▶ **EXERCISE PROMPT**
Scan the material below for the string "bords", and copy every line where it shows up.

▶ **DATA TO PROCESS**

================================

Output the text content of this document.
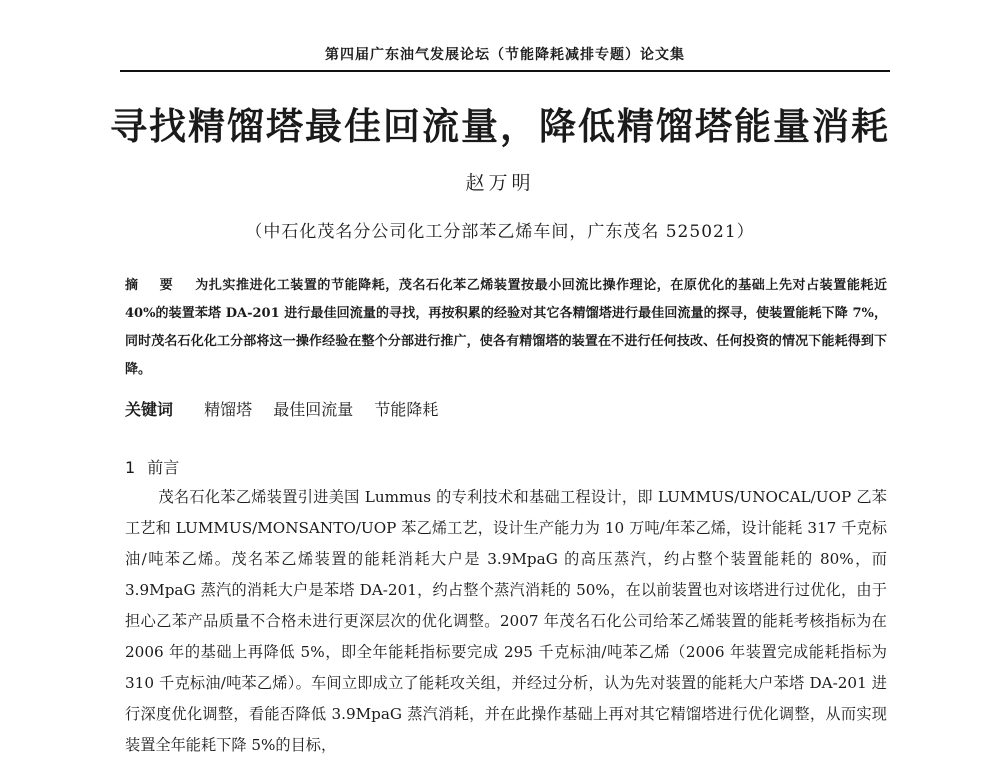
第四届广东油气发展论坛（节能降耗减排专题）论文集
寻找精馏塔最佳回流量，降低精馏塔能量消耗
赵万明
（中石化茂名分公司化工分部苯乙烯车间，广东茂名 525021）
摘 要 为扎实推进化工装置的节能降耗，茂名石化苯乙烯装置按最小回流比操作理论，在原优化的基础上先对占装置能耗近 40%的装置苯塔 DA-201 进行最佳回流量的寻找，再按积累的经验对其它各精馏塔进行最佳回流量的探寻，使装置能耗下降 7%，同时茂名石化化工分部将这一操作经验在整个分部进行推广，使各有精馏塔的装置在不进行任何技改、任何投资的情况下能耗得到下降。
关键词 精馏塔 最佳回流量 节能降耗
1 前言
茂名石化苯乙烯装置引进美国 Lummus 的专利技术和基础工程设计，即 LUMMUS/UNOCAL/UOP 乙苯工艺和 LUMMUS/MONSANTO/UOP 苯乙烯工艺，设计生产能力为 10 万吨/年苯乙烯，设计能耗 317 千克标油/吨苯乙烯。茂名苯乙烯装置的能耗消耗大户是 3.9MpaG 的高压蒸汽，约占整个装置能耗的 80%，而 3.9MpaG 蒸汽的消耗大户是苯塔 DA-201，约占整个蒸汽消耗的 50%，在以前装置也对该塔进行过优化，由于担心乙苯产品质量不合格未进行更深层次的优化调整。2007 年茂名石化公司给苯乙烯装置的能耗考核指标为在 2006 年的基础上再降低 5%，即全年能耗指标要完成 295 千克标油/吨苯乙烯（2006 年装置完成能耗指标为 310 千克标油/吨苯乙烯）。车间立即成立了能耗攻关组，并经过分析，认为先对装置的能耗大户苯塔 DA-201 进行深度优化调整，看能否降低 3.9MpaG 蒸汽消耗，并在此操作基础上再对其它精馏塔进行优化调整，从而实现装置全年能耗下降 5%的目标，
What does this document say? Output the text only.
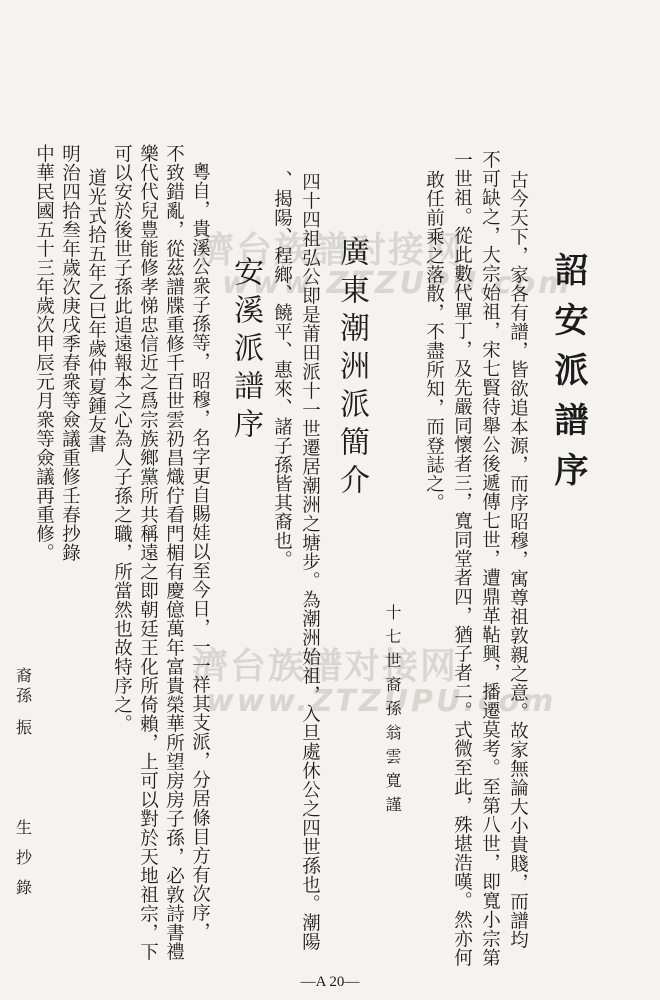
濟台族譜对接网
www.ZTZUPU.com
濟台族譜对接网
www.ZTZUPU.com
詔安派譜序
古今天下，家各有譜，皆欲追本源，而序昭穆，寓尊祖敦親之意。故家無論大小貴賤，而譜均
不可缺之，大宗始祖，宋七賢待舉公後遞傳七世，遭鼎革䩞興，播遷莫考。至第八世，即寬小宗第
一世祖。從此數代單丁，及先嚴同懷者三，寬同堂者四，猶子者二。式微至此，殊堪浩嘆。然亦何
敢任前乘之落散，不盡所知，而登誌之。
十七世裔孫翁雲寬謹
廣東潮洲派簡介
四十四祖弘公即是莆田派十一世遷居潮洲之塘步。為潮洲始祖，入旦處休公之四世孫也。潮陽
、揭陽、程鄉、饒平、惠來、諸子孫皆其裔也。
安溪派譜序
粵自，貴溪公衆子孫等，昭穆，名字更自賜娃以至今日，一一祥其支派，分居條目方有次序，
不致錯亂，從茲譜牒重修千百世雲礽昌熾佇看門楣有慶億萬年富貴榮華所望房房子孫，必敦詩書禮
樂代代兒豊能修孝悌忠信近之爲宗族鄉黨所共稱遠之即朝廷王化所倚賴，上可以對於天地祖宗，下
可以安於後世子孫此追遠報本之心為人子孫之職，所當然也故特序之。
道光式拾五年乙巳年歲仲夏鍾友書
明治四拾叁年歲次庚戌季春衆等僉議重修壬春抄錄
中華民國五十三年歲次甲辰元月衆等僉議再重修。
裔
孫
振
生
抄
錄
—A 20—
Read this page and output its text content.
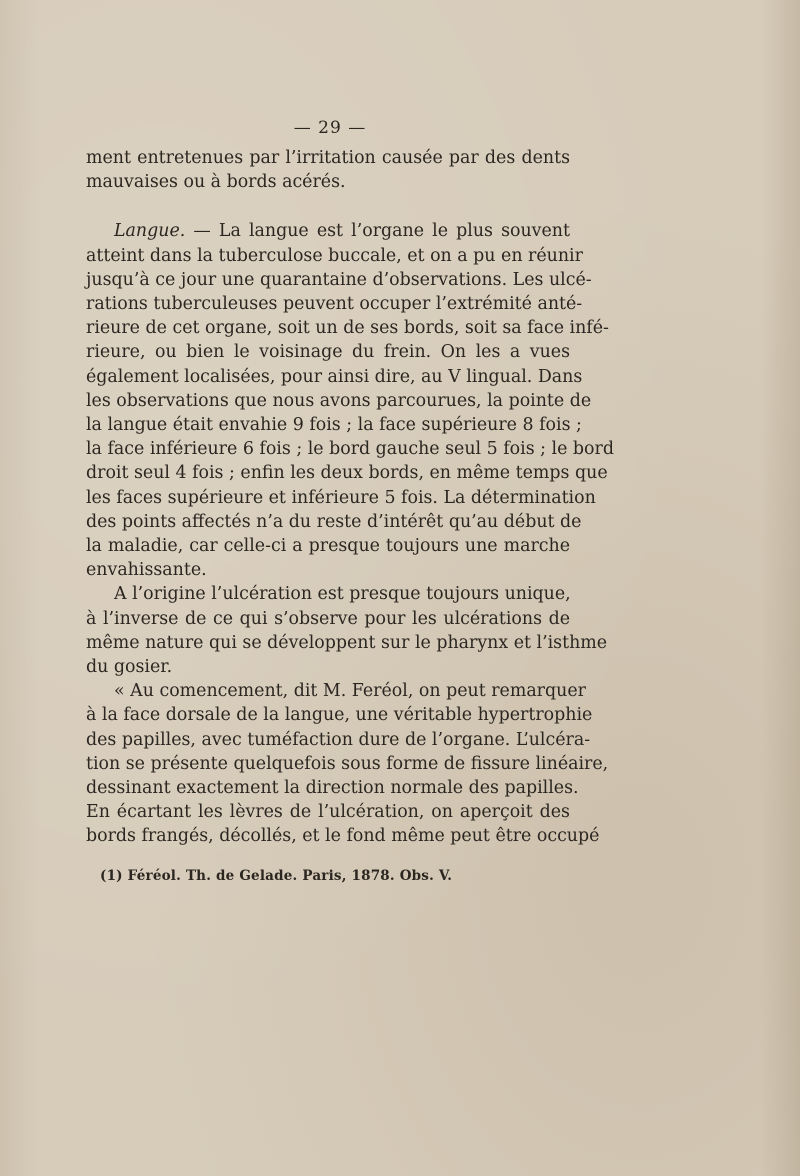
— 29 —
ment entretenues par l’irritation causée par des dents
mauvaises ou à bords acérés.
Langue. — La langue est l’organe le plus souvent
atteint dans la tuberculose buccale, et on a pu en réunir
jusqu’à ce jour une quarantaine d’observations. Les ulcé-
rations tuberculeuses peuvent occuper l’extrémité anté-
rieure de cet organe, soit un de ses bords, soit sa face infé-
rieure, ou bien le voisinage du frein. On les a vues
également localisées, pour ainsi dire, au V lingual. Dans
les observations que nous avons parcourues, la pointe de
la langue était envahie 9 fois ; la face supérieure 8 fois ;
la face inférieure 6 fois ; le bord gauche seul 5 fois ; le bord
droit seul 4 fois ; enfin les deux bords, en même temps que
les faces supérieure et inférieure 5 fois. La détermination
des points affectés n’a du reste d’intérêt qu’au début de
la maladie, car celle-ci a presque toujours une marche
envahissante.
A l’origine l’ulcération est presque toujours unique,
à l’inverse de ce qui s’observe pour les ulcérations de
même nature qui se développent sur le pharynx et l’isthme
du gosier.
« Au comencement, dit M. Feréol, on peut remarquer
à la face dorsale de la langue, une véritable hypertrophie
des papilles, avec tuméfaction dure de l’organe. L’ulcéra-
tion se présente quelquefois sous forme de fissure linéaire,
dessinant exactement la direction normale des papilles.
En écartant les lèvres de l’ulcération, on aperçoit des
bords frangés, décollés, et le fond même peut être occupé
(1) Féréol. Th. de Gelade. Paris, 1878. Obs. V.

================================

▶ **OUTPUT OF THE TASK**
mauvaises ou à bords acérés.
rieure de cet organe, soit un de ses bords, soit sa face infé-
droit seul 4 fois ; enfin les deux bords, en même temps que
bords frangés, décollés, et le fond même peut être occupé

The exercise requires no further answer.